## [WHAT THE EXERCISE ASKS]
Reproduce every entry below precisely; do not include the pictures.

[START OF STORED DATA]

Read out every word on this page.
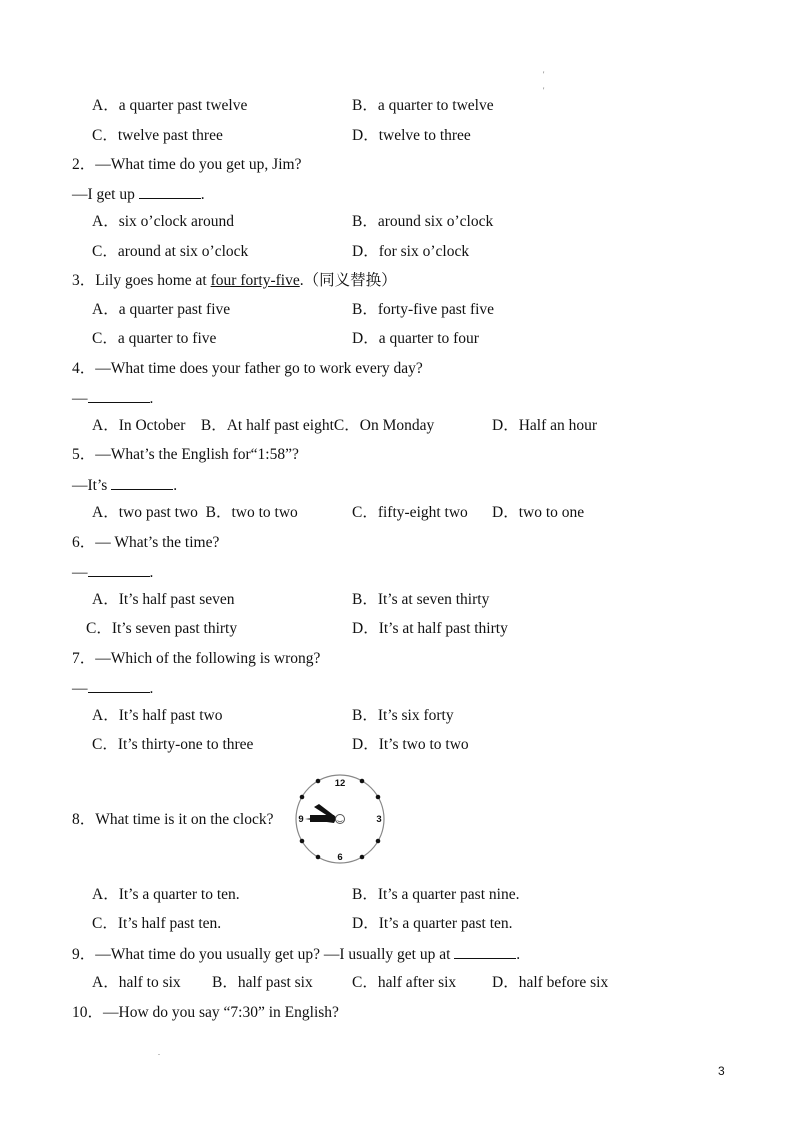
'
'
.
A．a quarter past twelve	B．a quarter to twelve
C．twelve past three	D．twelve to three
2．—What time do you get up, Jim?
—I get up	.
A．six o’clock around	B．around six o’clock
C．around at six o’clock	D．for six o’clock
3．Lily goes home at four forty-five.（同义替换）
A．a quarter past five	B．forty-five past five
C．a quarter to five	D．a quarter to four
4．—What time does your father go to work every day?
—	.
A．In October    B．At half past eightC．On Monday	D．Half an hour
5．—What’s the English for“1:58”?
—It’s	.
A．two past two  B．two to two	C．fifty-eight two D．two to one
6．— What’s the time?
—	.
A．It’s half past seven	B．It’s at seven thirty
C．It’s seven past thirty	D．It’s at half past thirty
7．—Which of the following is wrong?
—	.
A．It’s half past two	B．It’s six forty
C．It’s thirty-one to three	D．It’s two to two
8．What time is it on the clock?
12
3
6
9
A．It’s a quarter to ten.	B．It’s a quarter past nine.
C．It’s half past ten.	D．It’s a quarter past ten.
9．—What time do you usually get up? —I usually get up at	.
A．half to six B．half past six	C．half after six D．half before six
10．—How do you say “7:30” in English?
3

[END OF STORED DATA]

## [FULL SOLUTION]
Read out every word on this page.
'
'
.
A．a quarter past twelve	B．a quarter to twelve
C．twelve past three	D．twelve to three
2．—What time do you get up, Jim?
—I get up	.
A．six o’clock around	B．around six o’clock
C．around at six o’clock	D．for six o’clock
3．Lily goes home at four forty-five.（同义替换）
A．a quarter past five	B．forty-five past five
C．a quarter to five	D．a quarter to four
4．—What time does your father go to work every day?
—	.
A．In October    B．At half past eightC．On Monday	D．Half an hour
5．—What’s the English for“1:58”?
—It’s	.
A．two past two  B．two to two	C．fifty-eight two D．two to one
6．— What’s the time?
—	.
A．It’s half past seven	B．It’s at seven thirty
C．It’s seven past thirty	D．It’s at half past thirty
7．—Which of the following is wrong?
—	.
A．It’s half past two	B．It’s six forty
C．It’s thirty-one to three	D．It’s two to two
8．What time is it on the clock?
12
3
6
9
A．It’s a quarter to ten.	B．It’s a quarter past nine.
C．It’s half past ten.	D．It’s a quarter past ten.
9．—What time do you usually get up? —I usually get up at	.
A．half to six B．half past six	C．half after six D．half before six
10．—How do you say “7:30” in English?
3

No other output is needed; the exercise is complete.